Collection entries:
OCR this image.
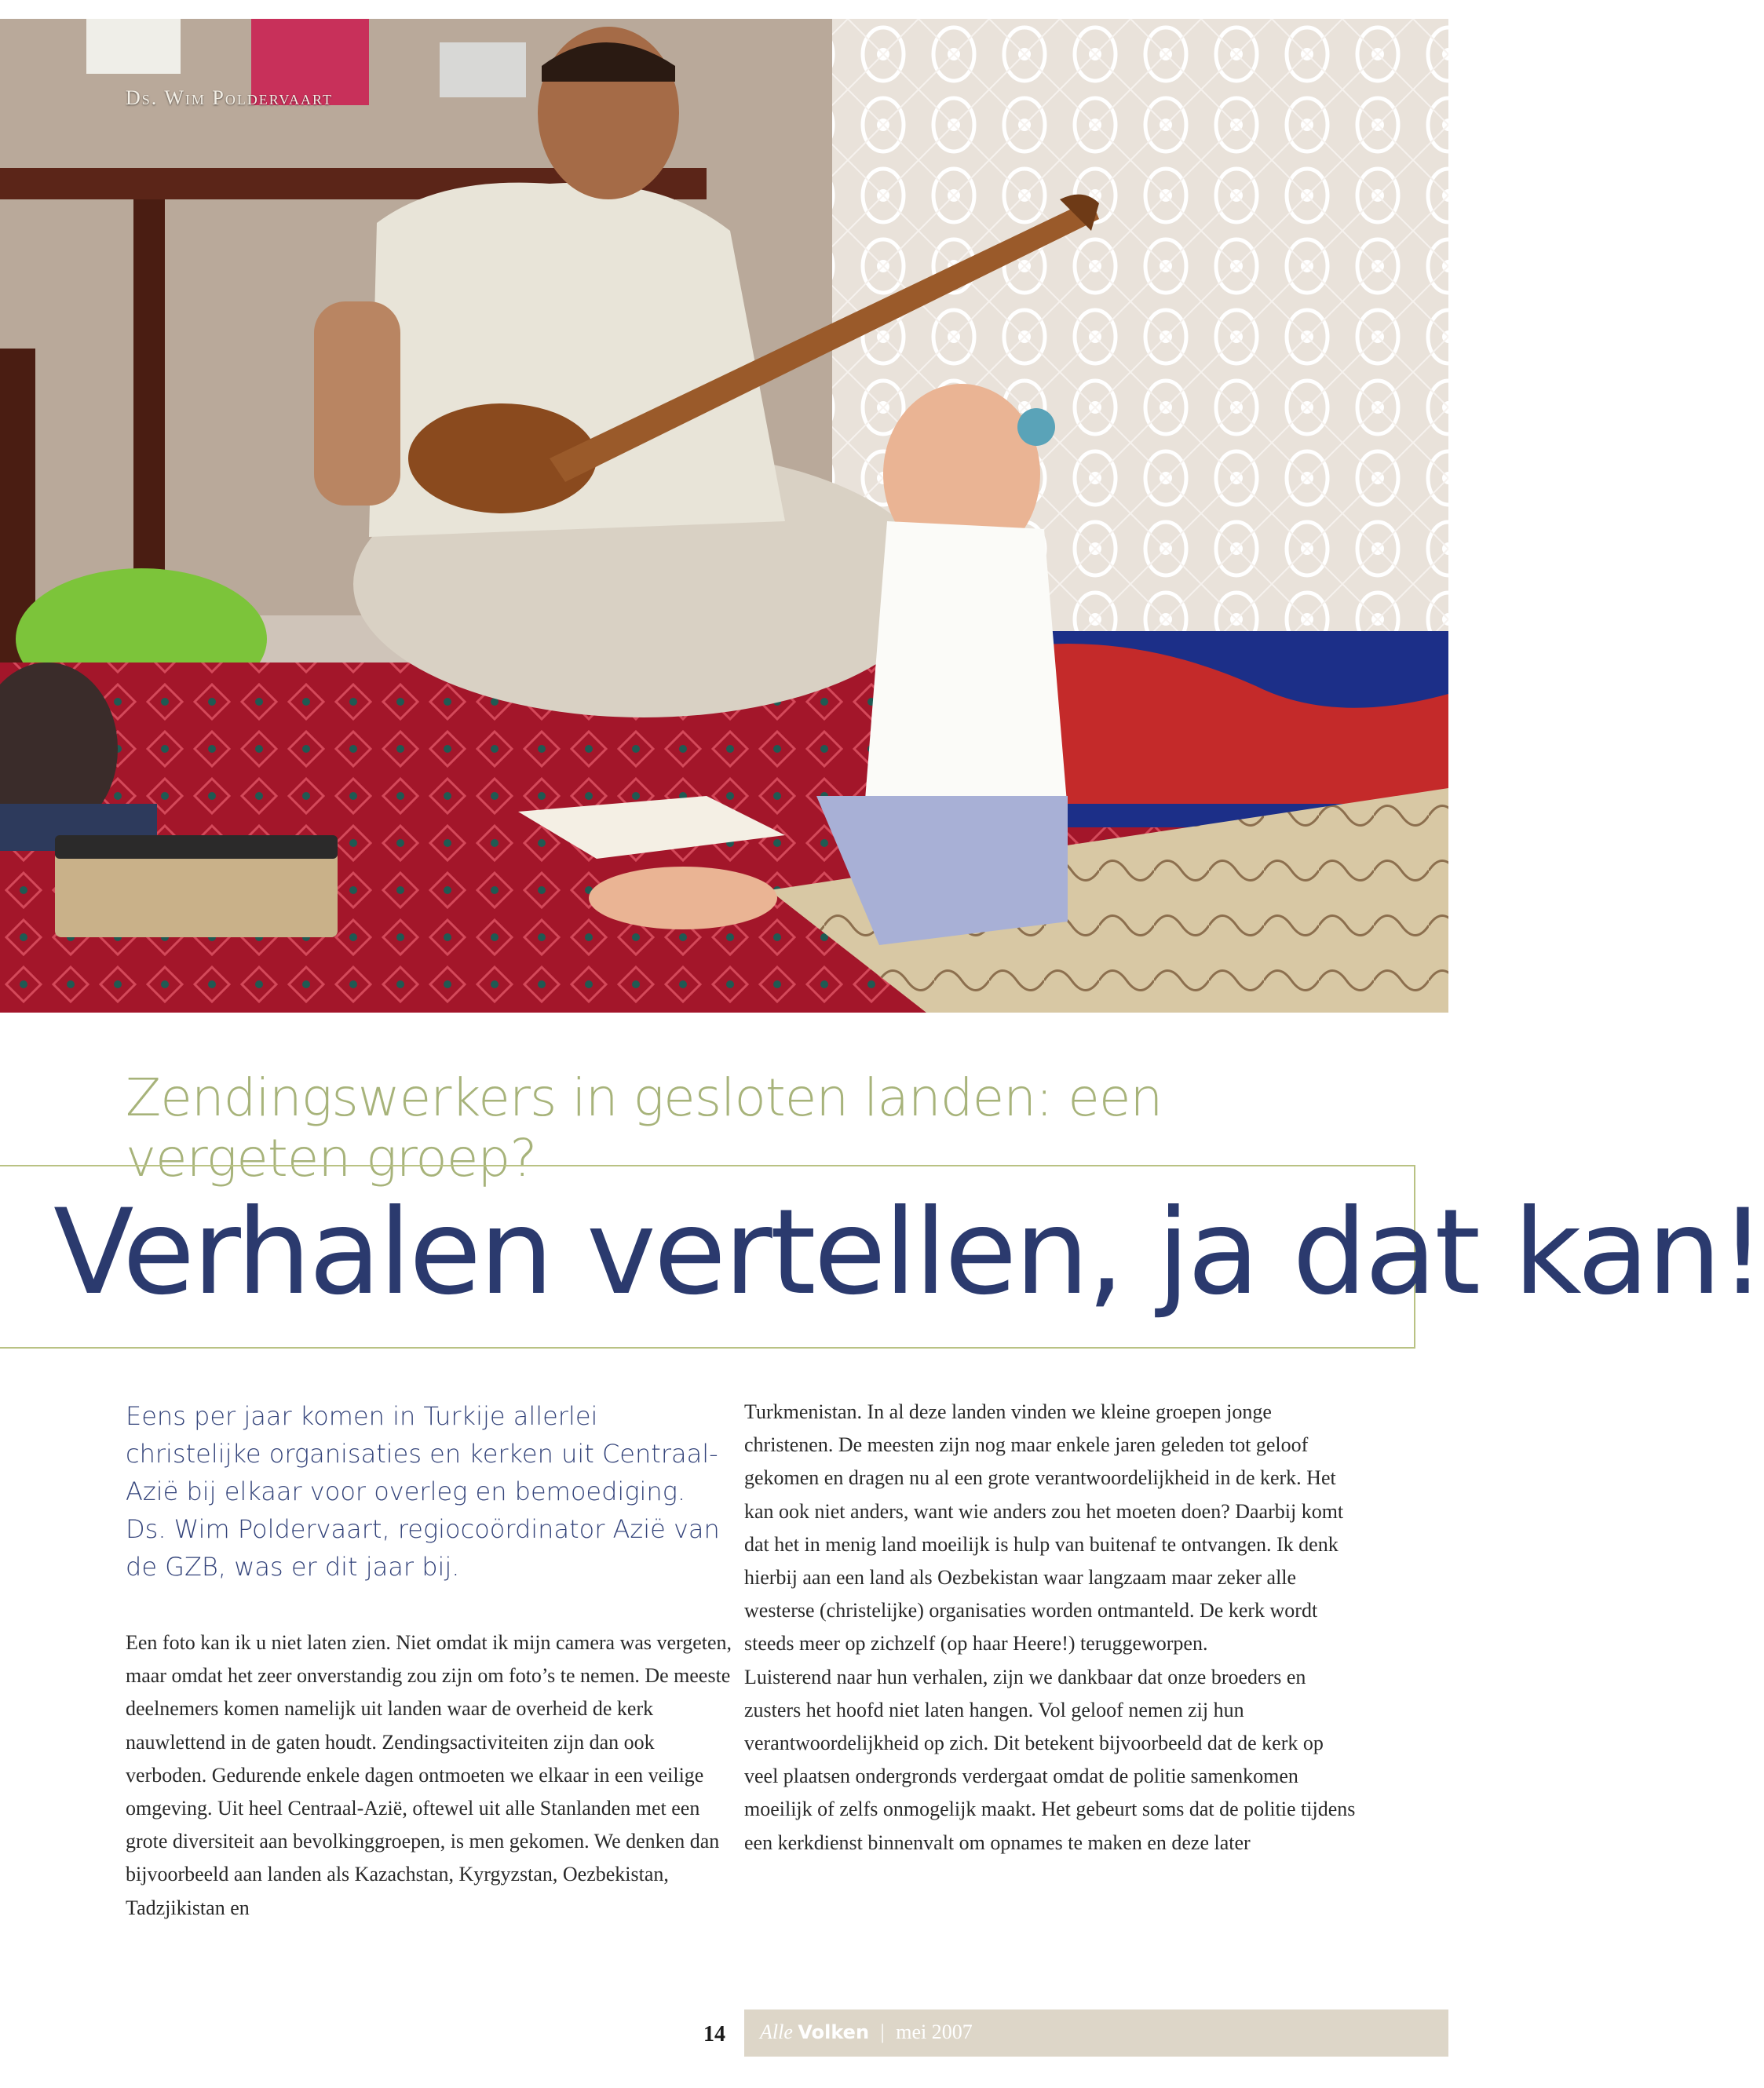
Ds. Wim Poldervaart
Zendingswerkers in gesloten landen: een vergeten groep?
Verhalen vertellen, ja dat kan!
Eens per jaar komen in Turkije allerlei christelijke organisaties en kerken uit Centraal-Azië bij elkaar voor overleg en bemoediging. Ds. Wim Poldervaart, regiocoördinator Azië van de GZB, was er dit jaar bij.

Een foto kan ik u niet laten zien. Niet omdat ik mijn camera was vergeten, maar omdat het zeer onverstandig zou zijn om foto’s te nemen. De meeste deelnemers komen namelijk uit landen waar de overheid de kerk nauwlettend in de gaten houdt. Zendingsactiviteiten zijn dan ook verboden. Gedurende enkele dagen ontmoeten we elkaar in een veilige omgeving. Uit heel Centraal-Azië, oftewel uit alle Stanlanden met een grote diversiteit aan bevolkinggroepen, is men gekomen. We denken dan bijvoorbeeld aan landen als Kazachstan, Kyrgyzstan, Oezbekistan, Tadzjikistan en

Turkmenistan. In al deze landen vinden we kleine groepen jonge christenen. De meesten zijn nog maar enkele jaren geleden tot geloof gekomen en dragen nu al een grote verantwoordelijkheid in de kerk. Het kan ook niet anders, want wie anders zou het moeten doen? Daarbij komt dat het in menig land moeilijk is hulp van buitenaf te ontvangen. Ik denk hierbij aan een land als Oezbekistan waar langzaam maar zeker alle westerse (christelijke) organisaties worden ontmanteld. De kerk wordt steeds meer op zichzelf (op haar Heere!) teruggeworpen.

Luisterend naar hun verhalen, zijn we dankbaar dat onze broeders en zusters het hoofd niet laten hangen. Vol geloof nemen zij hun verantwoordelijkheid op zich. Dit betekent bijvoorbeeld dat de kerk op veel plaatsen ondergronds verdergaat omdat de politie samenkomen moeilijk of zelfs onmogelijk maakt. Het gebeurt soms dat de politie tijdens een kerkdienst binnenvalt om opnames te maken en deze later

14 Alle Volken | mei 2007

◆ Given task: Copy out the data above exactly, except the pictures.

◆ Output of the exercise:
OCR this image.
Ds. Wim Poldervaart
Zendingswerkers in gesloten landen: een vergeten groep?
Verhalen vertellen, ja dat kan!
Eens per jaar komen in Turkije allerlei christelijke organisaties en kerken uit Centraal-Azië bij elkaar voor overleg en bemoediging. Ds. Wim Poldervaart, regiocoördinator Azië van de GZB, was er dit jaar bij.

Een foto kan ik u niet laten zien. Niet omdat ik mijn camera was vergeten, maar omdat het zeer onverstandig zou zijn om foto’s te nemen. De meeste deelnemers komen namelijk uit landen waar de overheid de kerk nauwlettend in de gaten houdt. Zendingsactiviteiten zijn dan ook verboden. Gedurende enkele dagen ontmoeten we elkaar in een veilige omgeving. Uit heel Centraal-Azië, oftewel uit alle Stanlanden met een grote diversiteit aan bevolkinggroepen, is men gekomen. We denken dan bijvoorbeeld aan landen als Kazachstan, Kyrgyzstan, Oezbekistan, Tadzjikistan en

Turkmenistan. In al deze landen vinden we kleine groepen jonge christenen. De meesten zijn nog maar enkele jaren geleden tot geloof gekomen en dragen nu al een grote verantwoordelijkheid in de kerk. Het kan ook niet anders, want wie anders zou het moeten doen? Daarbij komt dat het in menig land moeilijk is hulp van buitenaf te ontvangen. Ik denk hierbij aan een land als Oezbekistan waar langzaam maar zeker alle westerse (christelijke) organisaties worden ontmanteld. De kerk wordt steeds meer op zichzelf (op haar Heere!) teruggeworpen.

Luisterend naar hun verhalen, zijn we dankbaar dat onze broeders en zusters het hoofd niet laten hangen. Vol geloof nemen zij hun verantwoordelijkheid op zich. Dit betekent bijvoorbeeld dat de kerk op veel plaatsen ondergronds verdergaat omdat de politie samenkomen moeilijk of zelfs onmogelijk maakt. Het gebeurt soms dat de politie tijdens een kerkdienst binnenvalt om opnames te maken en deze later

14 Alle Volken | mei 2007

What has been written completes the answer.